Thursday, 21 October 2010

Oh, The Humanities!*

Priyamvada Gopal teaches in the Faculty of English at the University of Cambridge. And she’s not impressed with the coming future for her and her colleagues:
The Conservatives, along with their consistency-free Lib Dem allies, are to preside over the greatest assault on the arts and humanities in the history of modern Britain.
From this overheated rhetoric, you’d think we’d replaced the ancient tradition of witch-burning with the wholesale roasting of humanities graduates.

Throw another modern languages professor on the pyre!
Lord Browne's review paves the way to the privatisation of higher education. With cuts in funding of up to 80%, university courses have been thrown open to market forces.
Aieeee! Market forces!
The arts and humanities are to be debilitated as investment is directed to engineering and applied sciences.
Too late to retrain, Priyamvada? *chuckle*
With students gouged for huge fees to give them "choice" and thousands priced out of university altogether, subjects without a self-evident "market value" face extinction.
Which is as it should be. We’ve feather-bedded the arts and humanities for far too long. Now reality has set in, and we just can’t afford it…
All but the most affluent will be induced to turn away from courses in literature, history, modern languages and most social sciences…
That’s just economic reality, sweetie. If there are no jobs for the graduates who studied pointless subjects, then there’s no point in offering them. Why is this so hard to understand?

WRITTEN TASKS:
1. According to the post on humanities funding, where does Priyamvada Gopal teach?
2. Continue the post on humanities funding from its final sentence.
The lines placed after the post on humanities funding are separate material.

RECORDED DATA:
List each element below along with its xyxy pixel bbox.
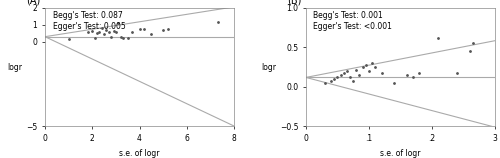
X-axis label: s.e. of logr: s.e. of logr: [120, 149, 160, 158]
Text: Begg's Test: 0.087
Egger's Test: 0.005: Begg's Test: 0.087 Egger's Test: 0.005: [52, 12, 126, 31]
Y-axis label: logr: logr: [8, 63, 22, 72]
Text: (B): (B): [287, 0, 302, 6]
Y-axis label: logr: logr: [261, 63, 276, 72]
X-axis label: s.e. of logr: s.e. of logr: [380, 149, 420, 158]
Text: (A): (A): [26, 0, 40, 6]
Text: Begg's Test: 0.001
Egger's Test: <0.001: Begg's Test: 0.001 Egger's Test: <0.001: [314, 12, 392, 31]
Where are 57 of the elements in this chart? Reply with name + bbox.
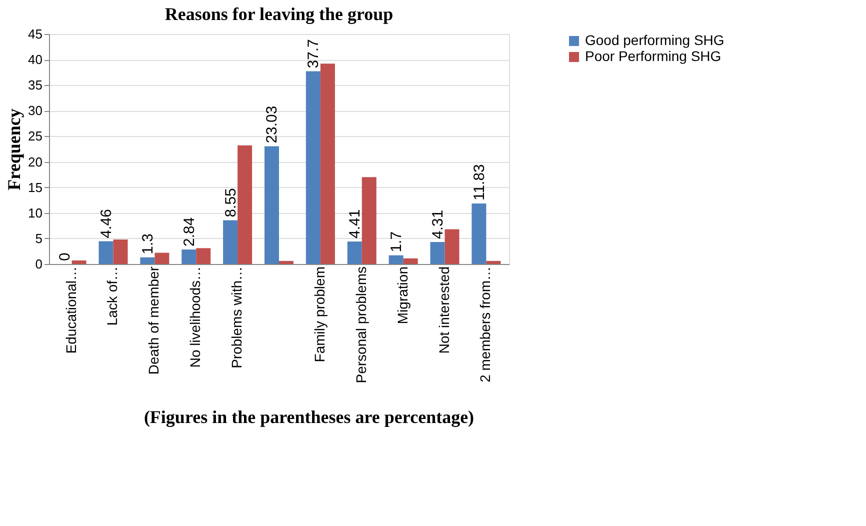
text: (Figures in the parentheses are percentage) (144, 407, 474, 427)
legend-label: Poor Performing SHG (585, 48, 722, 64)
bar (182, 249, 196, 264)
bar (238, 145, 252, 264)
data-label: 4.46 (98, 209, 115, 238)
legend-label: Good performing SHG (585, 32, 724, 48)
y-tick-label: 35 (28, 78, 42, 93)
chart-title: Reasons for leaving the group (164, 4, 394, 24)
y-tick-label: 25 (28, 128, 42, 144)
bar (320, 64, 335, 264)
bar (264, 146, 279, 264)
bar (306, 71, 320, 264)
data-label: 4.31 (430, 210, 447, 239)
data-label: 2.84 (180, 217, 198, 246)
y-tick-label: 40 (28, 52, 42, 68)
x-tick-label: Educational… (62, 266, 79, 354)
data-label: 23.03 (264, 106, 281, 144)
bar (403, 258, 418, 264)
y-tick-label: 20 (28, 154, 42, 170)
x-tick-label: Problems with… (228, 266, 245, 368)
bar (72, 260, 86, 264)
y-tick-label: 30 (28, 103, 42, 118)
x-tick-label: Death of member (146, 266, 162, 375)
bar (388, 255, 404, 264)
bar (98, 241, 114, 264)
data-label: 1.3 (139, 233, 156, 254)
x-tick-label: Lack of… (104, 266, 120, 326)
x-tick-label: Family problem (311, 266, 328, 362)
y-tick-label: 45 (28, 26, 42, 42)
x-tick-label: No livelihoods… (187, 266, 204, 368)
data-label: 4.41 (346, 209, 364, 238)
bar (347, 241, 362, 264)
bar (113, 239, 128, 264)
data-label: 11.83 (470, 164, 488, 201)
bar (279, 260, 294, 264)
bar (223, 220, 238, 264)
bar (486, 260, 501, 264)
bar (430, 242, 445, 264)
bar (362, 177, 376, 264)
y-axis-title: Frequency (4, 108, 24, 190)
data-label: 0 (56, 252, 74, 261)
x-tick-label: 2 members from… (477, 266, 494, 382)
x-tick-label: Migration (394, 266, 410, 324)
data-label: 8.55 (222, 188, 240, 218)
bar (472, 204, 486, 264)
bar (196, 248, 211, 264)
bar (444, 229, 460, 264)
x-tick-label: Personal problems (352, 266, 369, 384)
data-label: 1.7 (388, 231, 406, 252)
data-label: 37.7 (305, 39, 322, 68)
bar (140, 257, 155, 264)
y-tick-label: 5 (35, 230, 42, 246)
x-tick-label: Not interested (436, 266, 452, 354)
y-tick-label: 10 (28, 205, 42, 220)
bar (154, 252, 170, 264)
y-tick-label: 0 (35, 256, 42, 272)
y-tick-label: 15 (28, 180, 42, 195)
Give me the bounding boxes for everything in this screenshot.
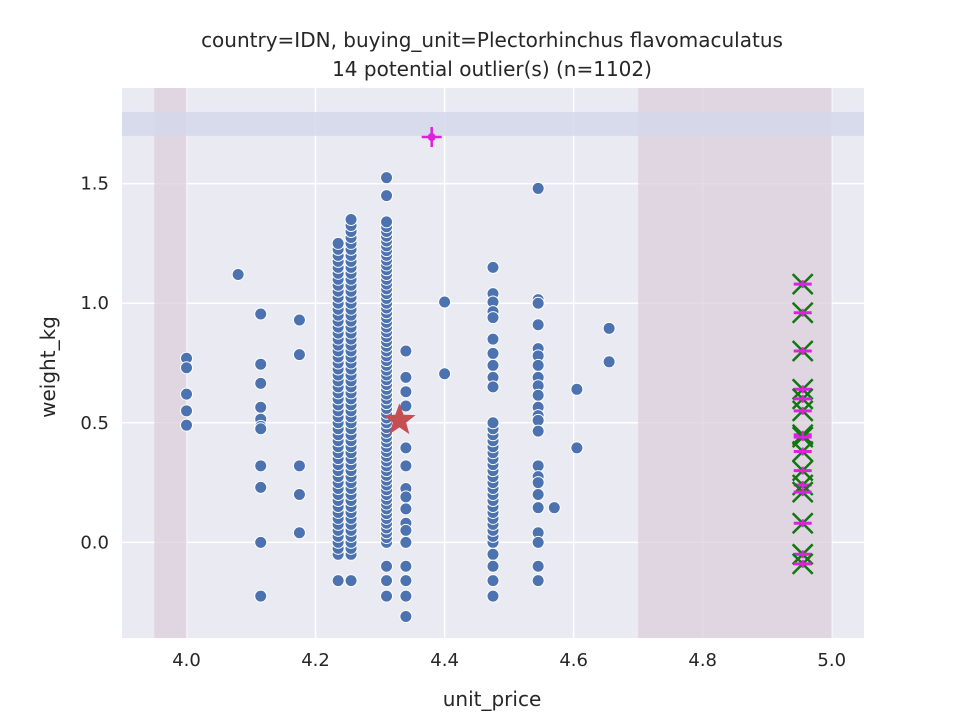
data-point	[531, 559, 545, 573]
data-point	[531, 476, 545, 490]
data-point	[399, 502, 413, 516]
data-point	[438, 367, 452, 381]
x-range-band	[154, 88, 187, 638]
data-point	[231, 268, 245, 282]
data-point	[331, 236, 345, 250]
data-point	[180, 418, 194, 432]
star-marker	[383, 403, 416, 435]
data-point	[254, 589, 268, 603]
x-tick-label: 4.4	[430, 650, 459, 671]
data-point	[380, 574, 394, 588]
data-point	[380, 589, 394, 603]
data-point	[399, 370, 413, 384]
data-point	[380, 215, 394, 229]
data-point	[399, 523, 413, 537]
data-point	[254, 459, 268, 473]
data-point	[531, 574, 545, 588]
data-point	[180, 387, 194, 401]
data-point	[486, 311, 500, 325]
data-point	[486, 332, 500, 346]
x-tick-label: 4.6	[559, 650, 588, 671]
data-point	[254, 535, 268, 549]
data-point	[344, 574, 358, 588]
data-point	[292, 459, 306, 473]
data-point	[292, 488, 306, 502]
data-point	[531, 181, 545, 195]
data-point	[399, 441, 413, 455]
data-point	[180, 361, 194, 375]
data-point	[531, 358, 545, 372]
data-point	[531, 388, 545, 402]
highlight-point	[427, 133, 436, 142]
data-point	[486, 547, 500, 561]
data-point	[399, 589, 413, 603]
y-tick-label: 0.0	[80, 532, 109, 553]
data-point	[486, 346, 500, 360]
y-range-band	[122, 111, 864, 136]
data-points	[180, 171, 616, 623]
data-point	[531, 413, 545, 427]
data-point	[254, 480, 268, 494]
data-point	[531, 424, 545, 438]
data-point	[399, 535, 413, 549]
data-point	[399, 609, 413, 623]
x-tick-label: 5.0	[817, 650, 846, 671]
data-point	[254, 422, 268, 436]
data-point	[486, 380, 500, 394]
data-point	[292, 526, 306, 540]
data-point	[570, 441, 584, 455]
plot-area: 4.0 4.2 4.4 4.6 4.8 5.0 0.0 0.5 1.0 1.5	[80, 88, 864, 671]
data-point	[399, 459, 413, 473]
x-axis-label: unit_price	[443, 687, 542, 711]
y-tick-label: 1.0	[80, 293, 109, 314]
data-point	[399, 490, 413, 504]
data-point	[531, 296, 545, 310]
y-tick-label: 0.5	[80, 413, 109, 434]
data-point	[602, 355, 616, 369]
data-point	[344, 213, 358, 227]
chart-title-line-2: 14 potential outlier(s) (n=1102)	[332, 57, 652, 81]
data-point	[602, 321, 616, 335]
y-tick-label: 1.5	[80, 174, 109, 195]
data-point	[486, 559, 500, 573]
x-tick-label: 4.2	[301, 650, 330, 671]
data-point	[486, 260, 500, 274]
data-point	[254, 400, 268, 414]
x-tick-label: 4.8	[688, 650, 717, 671]
data-point	[331, 574, 345, 588]
data-point	[399, 559, 413, 573]
data-point	[570, 382, 584, 396]
data-point	[292, 348, 306, 362]
x-tick-labels: 4.0 4.2 4.4 4.6 4.8 5.0	[172, 650, 846, 671]
data-point	[254, 376, 268, 390]
data-point	[380, 171, 394, 185]
data-point	[380, 189, 394, 203]
x-range-band	[638, 88, 832, 638]
y-tick-labels: 0.0 0.5 1.0 1.5	[80, 174, 109, 554]
data-point	[486, 574, 500, 588]
x-tick-label: 4.0	[172, 650, 201, 671]
outlier-markers	[791, 273, 814, 575]
data-point	[292, 313, 306, 327]
data-point	[531, 318, 545, 332]
data-point	[399, 344, 413, 358]
chart-title-line-1: country=IDN, buying_unit=Plectorhinchus …	[201, 28, 783, 52]
data-point	[531, 488, 545, 502]
data-point	[531, 535, 545, 549]
data-point	[180, 404, 194, 418]
y-axis-label: weight_kg	[36, 316, 60, 418]
data-point	[254, 357, 268, 371]
data-point	[380, 559, 394, 573]
data-point	[486, 416, 500, 430]
data-point	[486, 358, 500, 372]
data-point	[399, 385, 413, 399]
data-point	[254, 307, 268, 321]
data-point	[486, 589, 500, 603]
data-point	[438, 295, 452, 309]
data-point	[547, 501, 561, 515]
data-point	[399, 574, 413, 588]
data-point	[531, 459, 545, 473]
data-point	[531, 501, 545, 515]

THE REPLIES:
1. She teaches in the Faculty of English at the University of Cambridge.

2.
Perhaps it is time that we in the humanities looked reality in the face.
Indeed it is.

So, are you going to?
Why, after all, should society subsidise the study of Austen, Aristotle, the history of religious conflict or the films of Ousmane Sembène when more pressing problems demand money and attention?
Oh, it seems you are. Well, you’ve certainly got…

Oh:
Alternatively, we could insist that poetry and philosophy have the virtue of generating creativity, empathy and tolerance.
Insist away. Can you prove it?
Since dictators, war criminals and bankers (Ed: check out that grouping!) also read Shakespeare, we can't claim literature will inevitably make society more humane and imaginative
Right. You can’t.
… but it does engages most people's ethical capacities.
You’ve just shown that it clearly doesn’t do that for some people!
Undermining the humanities in our universities will inevitably hurt school education and damage the ways in which we interact as a society. It will harm young people's capacity to participate in democracy as informed, articulate citizens who can draw on the self-understanding provided by Britain's diverse history.
We must go on funding useless humanities degrees, for the children!!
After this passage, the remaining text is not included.